Instructions for the task –
Render the records, starting at the line containing "Localize each UI" and ending at the line containing "salutation: Dearest Hobby", as a Markdown table with two columns, Row and Text. Give each line a row number and leave out blank lines.

Exercise material –

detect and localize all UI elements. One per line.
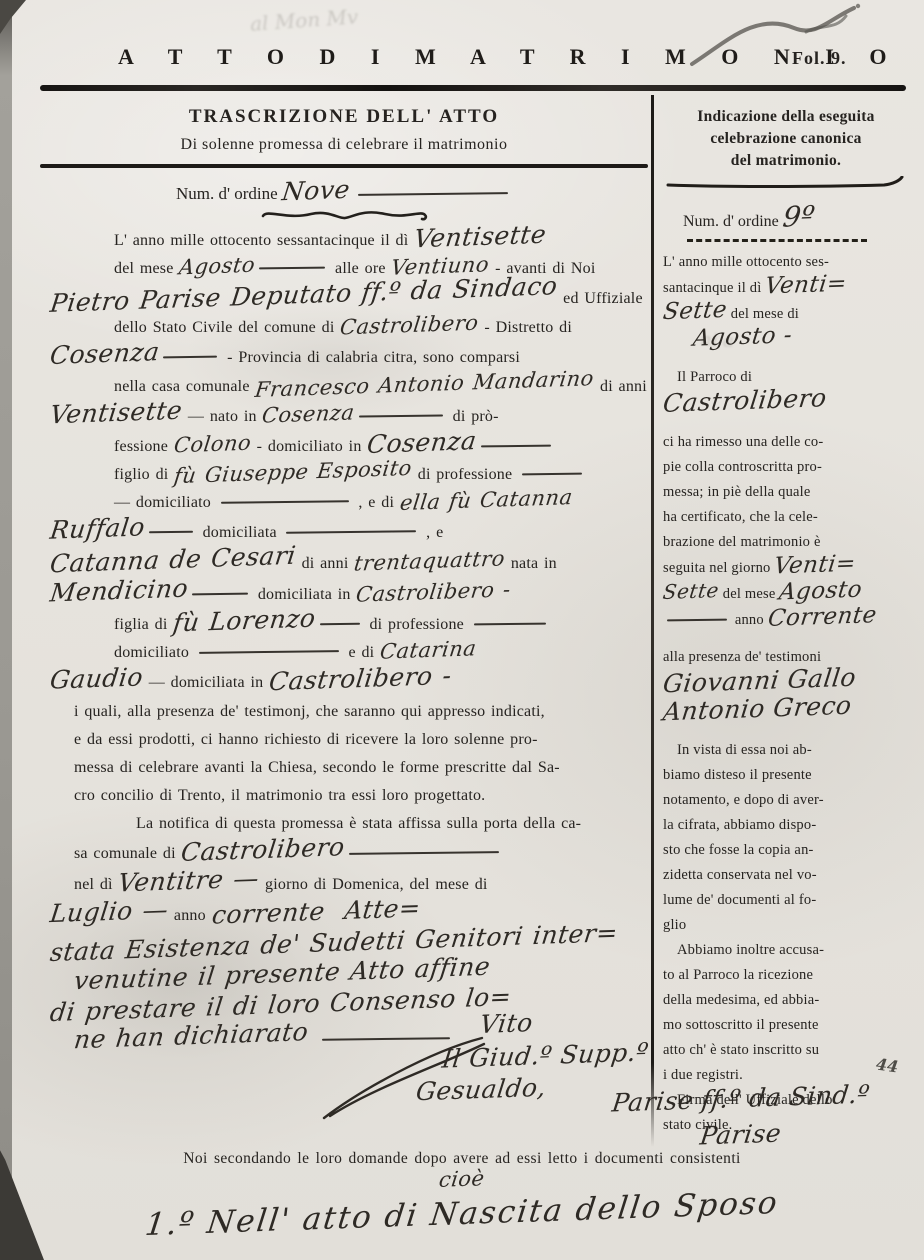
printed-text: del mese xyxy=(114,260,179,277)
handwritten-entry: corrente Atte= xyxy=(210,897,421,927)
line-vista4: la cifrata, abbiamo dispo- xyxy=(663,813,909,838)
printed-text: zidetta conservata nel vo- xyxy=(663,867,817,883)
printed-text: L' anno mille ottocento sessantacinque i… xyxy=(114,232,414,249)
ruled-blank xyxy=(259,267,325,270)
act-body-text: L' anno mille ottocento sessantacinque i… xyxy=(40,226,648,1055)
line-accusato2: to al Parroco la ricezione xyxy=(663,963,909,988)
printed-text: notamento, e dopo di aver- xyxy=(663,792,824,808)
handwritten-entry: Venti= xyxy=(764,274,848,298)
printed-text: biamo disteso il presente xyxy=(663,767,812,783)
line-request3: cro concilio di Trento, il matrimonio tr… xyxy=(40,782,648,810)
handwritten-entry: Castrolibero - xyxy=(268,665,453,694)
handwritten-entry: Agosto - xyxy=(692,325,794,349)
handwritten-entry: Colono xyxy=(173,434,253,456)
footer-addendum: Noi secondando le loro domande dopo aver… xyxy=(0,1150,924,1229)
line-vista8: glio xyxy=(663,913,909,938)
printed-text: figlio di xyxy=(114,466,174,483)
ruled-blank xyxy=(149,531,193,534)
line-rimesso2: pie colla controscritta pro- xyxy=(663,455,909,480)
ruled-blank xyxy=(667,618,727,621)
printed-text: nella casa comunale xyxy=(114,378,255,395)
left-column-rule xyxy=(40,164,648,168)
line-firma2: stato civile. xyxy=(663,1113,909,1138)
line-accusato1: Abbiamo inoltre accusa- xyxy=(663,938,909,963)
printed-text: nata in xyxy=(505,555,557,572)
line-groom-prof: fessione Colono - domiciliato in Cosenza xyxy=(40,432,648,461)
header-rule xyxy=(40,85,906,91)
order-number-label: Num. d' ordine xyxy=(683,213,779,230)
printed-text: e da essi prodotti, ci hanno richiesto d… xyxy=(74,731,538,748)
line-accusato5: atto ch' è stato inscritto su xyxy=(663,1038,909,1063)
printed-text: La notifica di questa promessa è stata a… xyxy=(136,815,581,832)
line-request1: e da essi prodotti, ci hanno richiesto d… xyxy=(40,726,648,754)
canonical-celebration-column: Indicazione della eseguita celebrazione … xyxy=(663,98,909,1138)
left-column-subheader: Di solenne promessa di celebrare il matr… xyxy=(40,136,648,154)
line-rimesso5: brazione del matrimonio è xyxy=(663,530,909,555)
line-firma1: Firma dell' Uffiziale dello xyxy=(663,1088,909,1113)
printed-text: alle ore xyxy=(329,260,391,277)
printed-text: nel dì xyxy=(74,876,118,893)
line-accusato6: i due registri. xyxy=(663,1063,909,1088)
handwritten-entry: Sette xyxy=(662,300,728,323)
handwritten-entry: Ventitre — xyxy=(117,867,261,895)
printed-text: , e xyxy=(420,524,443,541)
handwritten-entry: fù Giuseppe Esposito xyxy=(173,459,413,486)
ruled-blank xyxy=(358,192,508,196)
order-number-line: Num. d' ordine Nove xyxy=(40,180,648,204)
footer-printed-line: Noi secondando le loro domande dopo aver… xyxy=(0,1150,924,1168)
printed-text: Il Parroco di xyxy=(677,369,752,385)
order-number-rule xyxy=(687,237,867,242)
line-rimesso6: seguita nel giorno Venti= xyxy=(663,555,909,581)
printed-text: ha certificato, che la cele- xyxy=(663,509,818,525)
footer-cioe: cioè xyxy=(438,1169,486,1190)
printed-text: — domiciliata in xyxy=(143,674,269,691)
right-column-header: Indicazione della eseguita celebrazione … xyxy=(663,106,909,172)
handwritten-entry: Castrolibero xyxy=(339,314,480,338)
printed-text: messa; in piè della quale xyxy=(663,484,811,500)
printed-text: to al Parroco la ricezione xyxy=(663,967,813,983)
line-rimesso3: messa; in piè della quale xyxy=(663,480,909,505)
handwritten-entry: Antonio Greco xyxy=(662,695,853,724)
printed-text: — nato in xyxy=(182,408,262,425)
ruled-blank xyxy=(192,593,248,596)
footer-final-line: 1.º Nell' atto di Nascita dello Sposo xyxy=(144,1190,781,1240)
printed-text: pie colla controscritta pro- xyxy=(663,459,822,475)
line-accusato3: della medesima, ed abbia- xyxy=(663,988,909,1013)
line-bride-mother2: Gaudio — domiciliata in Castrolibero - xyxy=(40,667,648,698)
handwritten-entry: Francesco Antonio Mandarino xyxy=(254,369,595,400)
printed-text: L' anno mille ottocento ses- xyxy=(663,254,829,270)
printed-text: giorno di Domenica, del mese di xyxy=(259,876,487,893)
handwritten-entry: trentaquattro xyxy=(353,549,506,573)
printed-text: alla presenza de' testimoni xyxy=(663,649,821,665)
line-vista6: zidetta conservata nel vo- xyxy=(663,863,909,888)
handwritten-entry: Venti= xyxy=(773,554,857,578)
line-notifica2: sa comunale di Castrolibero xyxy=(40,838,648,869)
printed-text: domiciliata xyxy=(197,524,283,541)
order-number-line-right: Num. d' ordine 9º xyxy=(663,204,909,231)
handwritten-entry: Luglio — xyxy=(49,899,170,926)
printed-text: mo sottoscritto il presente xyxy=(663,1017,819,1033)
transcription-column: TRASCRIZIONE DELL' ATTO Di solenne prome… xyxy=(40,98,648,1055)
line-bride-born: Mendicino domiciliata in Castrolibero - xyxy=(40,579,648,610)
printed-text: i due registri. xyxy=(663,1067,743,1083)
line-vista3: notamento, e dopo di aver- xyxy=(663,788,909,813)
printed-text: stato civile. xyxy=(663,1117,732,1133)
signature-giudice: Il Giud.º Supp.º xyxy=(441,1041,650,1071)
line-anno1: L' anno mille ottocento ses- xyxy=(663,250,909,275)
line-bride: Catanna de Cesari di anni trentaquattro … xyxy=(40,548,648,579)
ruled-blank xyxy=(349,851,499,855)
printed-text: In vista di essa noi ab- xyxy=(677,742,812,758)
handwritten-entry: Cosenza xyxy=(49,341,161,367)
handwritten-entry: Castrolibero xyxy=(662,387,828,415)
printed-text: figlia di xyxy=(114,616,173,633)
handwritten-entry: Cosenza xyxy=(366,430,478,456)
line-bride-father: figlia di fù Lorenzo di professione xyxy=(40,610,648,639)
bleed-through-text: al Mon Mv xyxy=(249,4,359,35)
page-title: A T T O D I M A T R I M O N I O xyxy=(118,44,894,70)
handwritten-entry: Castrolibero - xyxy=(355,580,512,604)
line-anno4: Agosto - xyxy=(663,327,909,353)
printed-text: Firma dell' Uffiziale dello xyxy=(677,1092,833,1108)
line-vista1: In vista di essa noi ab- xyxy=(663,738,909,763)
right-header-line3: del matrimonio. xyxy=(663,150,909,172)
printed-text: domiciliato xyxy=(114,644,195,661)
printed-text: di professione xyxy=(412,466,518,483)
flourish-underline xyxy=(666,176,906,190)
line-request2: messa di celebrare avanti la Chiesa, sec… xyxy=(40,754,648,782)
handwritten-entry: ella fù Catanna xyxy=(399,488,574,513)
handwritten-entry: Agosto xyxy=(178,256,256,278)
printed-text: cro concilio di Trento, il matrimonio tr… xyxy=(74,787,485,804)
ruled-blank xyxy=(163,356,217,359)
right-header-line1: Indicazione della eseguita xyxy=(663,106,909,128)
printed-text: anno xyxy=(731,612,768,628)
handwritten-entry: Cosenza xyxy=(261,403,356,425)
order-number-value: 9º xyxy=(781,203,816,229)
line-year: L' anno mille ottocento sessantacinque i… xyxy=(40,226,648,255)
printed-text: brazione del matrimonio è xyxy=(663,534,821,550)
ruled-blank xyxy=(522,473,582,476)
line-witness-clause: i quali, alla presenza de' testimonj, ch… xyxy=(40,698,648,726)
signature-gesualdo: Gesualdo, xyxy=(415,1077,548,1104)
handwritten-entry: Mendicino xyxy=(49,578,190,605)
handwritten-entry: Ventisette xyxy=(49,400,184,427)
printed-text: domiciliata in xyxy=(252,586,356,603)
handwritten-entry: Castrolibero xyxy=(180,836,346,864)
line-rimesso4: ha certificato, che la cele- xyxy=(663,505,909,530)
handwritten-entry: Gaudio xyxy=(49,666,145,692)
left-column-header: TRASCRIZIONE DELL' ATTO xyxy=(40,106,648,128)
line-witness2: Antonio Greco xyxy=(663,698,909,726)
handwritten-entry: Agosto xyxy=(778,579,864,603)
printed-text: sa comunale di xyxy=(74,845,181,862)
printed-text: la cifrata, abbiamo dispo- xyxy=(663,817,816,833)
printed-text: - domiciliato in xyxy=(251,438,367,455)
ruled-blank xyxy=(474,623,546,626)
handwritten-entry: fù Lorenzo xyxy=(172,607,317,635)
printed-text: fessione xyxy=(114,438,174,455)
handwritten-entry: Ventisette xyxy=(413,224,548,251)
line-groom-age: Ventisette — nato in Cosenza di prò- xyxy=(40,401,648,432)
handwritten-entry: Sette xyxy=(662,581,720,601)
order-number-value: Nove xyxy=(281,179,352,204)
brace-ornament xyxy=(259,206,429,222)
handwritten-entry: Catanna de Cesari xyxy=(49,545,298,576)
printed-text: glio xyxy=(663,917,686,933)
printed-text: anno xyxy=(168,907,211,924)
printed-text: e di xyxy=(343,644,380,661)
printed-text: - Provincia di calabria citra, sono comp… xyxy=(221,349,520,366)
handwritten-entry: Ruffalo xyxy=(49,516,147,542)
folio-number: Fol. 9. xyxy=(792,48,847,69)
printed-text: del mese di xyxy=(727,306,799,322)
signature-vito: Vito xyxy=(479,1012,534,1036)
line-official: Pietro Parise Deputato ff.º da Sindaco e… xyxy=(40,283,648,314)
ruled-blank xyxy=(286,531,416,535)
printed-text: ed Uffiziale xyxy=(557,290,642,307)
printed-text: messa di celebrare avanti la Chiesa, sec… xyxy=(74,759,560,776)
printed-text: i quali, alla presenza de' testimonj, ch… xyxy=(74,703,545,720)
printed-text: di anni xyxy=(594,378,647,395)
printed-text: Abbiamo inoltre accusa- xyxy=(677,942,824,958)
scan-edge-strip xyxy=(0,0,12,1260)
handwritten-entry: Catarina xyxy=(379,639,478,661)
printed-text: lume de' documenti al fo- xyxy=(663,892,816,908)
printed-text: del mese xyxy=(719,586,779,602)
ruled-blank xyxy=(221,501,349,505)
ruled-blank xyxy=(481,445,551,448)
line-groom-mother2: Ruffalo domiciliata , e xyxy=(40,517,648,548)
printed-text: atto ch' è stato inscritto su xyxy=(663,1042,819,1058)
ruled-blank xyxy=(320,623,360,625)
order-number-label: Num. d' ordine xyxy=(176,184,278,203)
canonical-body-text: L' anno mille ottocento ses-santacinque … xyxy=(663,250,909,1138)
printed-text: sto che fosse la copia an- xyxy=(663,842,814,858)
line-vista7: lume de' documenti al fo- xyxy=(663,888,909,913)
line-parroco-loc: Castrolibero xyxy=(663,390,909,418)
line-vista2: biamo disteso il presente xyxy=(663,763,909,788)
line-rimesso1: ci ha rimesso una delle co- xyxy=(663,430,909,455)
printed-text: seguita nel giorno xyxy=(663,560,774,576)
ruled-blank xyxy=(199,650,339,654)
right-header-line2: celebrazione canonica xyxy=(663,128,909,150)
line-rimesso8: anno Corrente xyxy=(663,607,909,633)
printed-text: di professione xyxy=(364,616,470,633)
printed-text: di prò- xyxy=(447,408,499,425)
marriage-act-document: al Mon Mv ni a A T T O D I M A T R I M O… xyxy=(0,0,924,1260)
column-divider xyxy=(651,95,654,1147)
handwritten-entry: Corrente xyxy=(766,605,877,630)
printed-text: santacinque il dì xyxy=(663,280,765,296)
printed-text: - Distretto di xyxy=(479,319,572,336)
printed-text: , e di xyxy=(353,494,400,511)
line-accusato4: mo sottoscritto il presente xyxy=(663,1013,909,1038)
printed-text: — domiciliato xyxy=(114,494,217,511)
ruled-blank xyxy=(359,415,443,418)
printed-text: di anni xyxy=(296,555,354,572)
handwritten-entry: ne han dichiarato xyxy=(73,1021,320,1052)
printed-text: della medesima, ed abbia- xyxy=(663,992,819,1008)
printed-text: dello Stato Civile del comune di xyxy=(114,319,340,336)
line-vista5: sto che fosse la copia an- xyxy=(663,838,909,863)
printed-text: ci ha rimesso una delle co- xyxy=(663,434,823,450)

---

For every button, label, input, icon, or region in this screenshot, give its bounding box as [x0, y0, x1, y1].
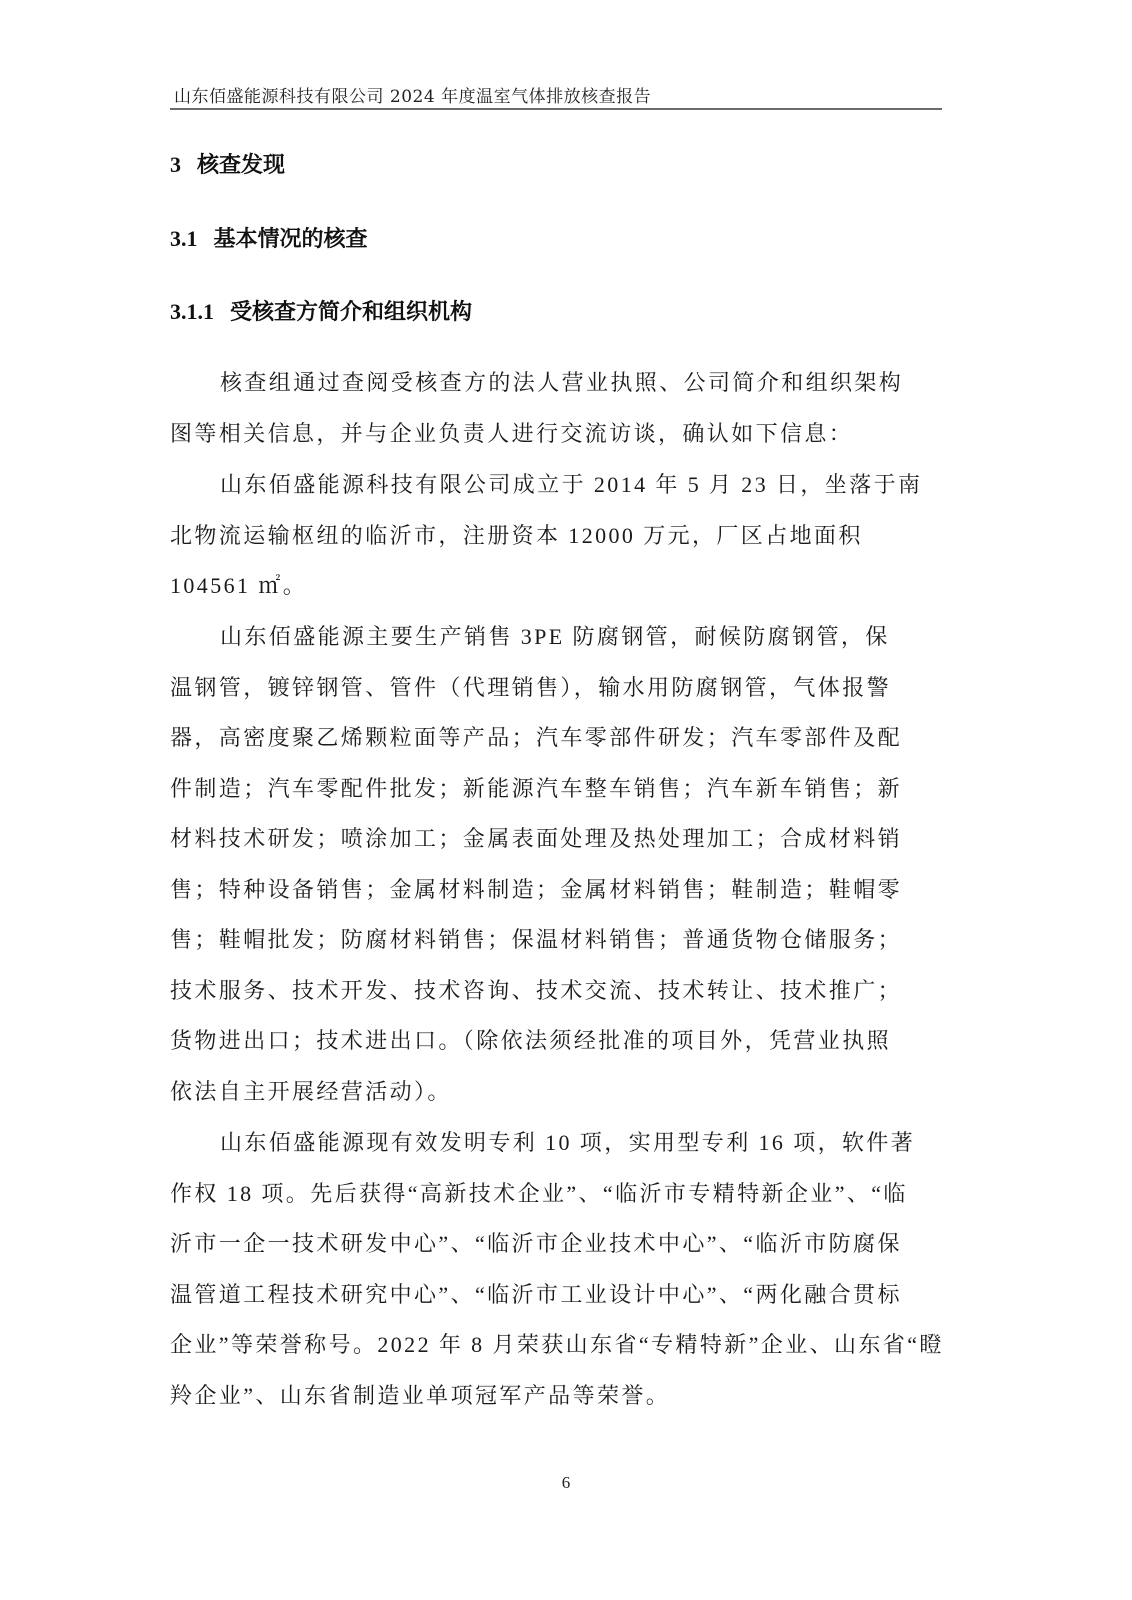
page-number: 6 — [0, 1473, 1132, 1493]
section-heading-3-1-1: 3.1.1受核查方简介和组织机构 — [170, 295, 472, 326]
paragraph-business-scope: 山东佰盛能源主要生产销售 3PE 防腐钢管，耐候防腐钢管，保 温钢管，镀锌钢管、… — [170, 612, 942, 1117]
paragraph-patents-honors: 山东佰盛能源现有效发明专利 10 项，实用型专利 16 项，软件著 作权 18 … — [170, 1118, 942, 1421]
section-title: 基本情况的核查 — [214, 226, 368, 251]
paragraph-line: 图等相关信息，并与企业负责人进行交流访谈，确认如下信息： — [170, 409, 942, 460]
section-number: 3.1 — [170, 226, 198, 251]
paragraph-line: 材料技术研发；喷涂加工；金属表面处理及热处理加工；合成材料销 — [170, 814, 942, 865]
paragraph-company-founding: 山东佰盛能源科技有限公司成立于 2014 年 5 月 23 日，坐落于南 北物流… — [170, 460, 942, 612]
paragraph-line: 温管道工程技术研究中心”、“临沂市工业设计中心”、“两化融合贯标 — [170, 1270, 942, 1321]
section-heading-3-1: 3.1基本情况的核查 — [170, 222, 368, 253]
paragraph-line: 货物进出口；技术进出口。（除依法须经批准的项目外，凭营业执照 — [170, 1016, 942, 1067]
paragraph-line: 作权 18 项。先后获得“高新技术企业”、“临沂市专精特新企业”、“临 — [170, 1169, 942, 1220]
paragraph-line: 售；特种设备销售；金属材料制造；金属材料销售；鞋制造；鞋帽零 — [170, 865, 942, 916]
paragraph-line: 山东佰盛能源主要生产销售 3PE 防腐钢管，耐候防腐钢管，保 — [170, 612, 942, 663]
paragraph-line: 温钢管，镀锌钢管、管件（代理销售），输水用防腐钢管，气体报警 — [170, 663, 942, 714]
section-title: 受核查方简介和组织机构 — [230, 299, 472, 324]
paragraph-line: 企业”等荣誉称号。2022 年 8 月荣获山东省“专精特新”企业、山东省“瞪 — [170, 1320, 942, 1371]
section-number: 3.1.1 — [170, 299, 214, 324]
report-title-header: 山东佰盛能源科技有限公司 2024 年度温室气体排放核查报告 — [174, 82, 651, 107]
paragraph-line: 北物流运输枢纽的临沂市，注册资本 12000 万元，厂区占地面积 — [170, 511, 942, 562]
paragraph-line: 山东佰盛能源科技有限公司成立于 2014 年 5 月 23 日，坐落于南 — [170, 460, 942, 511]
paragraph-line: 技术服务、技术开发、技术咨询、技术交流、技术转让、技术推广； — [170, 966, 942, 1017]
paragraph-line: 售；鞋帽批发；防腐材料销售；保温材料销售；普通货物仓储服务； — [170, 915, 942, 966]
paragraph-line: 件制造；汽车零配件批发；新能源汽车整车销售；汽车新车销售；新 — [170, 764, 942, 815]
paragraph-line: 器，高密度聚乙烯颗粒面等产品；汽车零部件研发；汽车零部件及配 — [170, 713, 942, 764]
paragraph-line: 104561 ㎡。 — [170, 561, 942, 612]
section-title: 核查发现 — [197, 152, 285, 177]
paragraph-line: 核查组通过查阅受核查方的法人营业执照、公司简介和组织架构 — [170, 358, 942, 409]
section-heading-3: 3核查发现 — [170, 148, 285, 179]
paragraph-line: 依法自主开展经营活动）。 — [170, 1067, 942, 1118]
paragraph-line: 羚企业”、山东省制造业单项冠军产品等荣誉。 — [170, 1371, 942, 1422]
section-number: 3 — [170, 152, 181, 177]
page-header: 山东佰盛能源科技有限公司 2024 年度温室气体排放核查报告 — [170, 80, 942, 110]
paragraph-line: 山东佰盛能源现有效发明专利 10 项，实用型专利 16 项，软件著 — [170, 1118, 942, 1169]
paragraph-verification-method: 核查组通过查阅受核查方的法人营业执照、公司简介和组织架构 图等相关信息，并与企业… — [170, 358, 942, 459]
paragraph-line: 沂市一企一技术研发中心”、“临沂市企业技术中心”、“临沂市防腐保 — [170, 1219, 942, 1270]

...

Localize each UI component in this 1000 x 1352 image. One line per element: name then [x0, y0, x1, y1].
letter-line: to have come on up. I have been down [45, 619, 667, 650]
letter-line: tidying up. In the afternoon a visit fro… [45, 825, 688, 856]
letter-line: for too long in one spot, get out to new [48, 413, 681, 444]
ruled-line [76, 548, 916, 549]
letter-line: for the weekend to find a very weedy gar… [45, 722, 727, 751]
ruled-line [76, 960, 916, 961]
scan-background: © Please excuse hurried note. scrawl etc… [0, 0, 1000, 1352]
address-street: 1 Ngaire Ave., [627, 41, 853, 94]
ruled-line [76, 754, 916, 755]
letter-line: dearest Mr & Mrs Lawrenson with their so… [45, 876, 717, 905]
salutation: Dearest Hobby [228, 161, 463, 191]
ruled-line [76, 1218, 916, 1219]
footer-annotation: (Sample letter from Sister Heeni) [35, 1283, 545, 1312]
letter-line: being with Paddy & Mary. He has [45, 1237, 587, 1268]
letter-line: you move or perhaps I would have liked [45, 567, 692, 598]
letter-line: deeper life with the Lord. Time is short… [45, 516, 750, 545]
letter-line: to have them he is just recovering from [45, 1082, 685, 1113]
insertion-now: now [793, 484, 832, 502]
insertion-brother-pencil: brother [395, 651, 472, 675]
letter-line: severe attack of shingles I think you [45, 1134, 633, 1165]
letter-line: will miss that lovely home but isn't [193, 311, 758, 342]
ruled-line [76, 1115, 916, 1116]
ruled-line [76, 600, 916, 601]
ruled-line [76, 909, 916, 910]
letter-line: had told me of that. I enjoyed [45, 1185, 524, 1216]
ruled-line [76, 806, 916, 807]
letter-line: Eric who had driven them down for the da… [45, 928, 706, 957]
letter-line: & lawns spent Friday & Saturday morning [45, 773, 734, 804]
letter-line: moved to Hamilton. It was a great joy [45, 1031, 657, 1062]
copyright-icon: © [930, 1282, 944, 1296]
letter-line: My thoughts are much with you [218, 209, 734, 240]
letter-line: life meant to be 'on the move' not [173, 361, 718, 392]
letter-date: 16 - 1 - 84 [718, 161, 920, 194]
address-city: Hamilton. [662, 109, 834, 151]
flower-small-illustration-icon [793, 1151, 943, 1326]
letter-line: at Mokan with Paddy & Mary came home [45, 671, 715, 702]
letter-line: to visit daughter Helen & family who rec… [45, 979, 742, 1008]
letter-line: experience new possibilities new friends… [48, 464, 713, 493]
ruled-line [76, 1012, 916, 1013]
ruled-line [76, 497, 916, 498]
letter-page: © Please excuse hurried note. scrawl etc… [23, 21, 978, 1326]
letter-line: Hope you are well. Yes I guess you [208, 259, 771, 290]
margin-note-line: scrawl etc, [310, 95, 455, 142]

Output below –
| Row | Text |
|---|---|
| 1 | Localize each UI component in this 1000 x 1352 image. One line per element: name then [x0, y0, x1, y1]. |
| 2 | letter-line: to have come on up. I have been down [45, 619, 667, 650] |
| 3 | letter-line: tidying up. In the afternoon a visit fro… [45, 825, 688, 856] |
| 4 | letter-line: for too long in one spot, get out to new [48, 413, 681, 444] |
| 5 | ruled-line [76, 548, 916, 549] |
| 6 | letter-line: for the weekend to find a very weedy gar… [45, 722, 727, 751] |
| 7 | ruled-line [76, 960, 916, 961] |
| 8 | scan-background: © Please excuse hurried note. scrawl etc… [0, 0, 1000, 1352] |
| 9 | address-street: 1 Ngaire Ave., [627, 41, 853, 94] |
| 10 | ruled-line [76, 754, 916, 755] |
| 11 | letter-line: dearest Mr & Mrs Lawrenson with their so… [45, 876, 717, 905] |
| 12 | salutation: Dearest Hobby [228, 161, 463, 191] |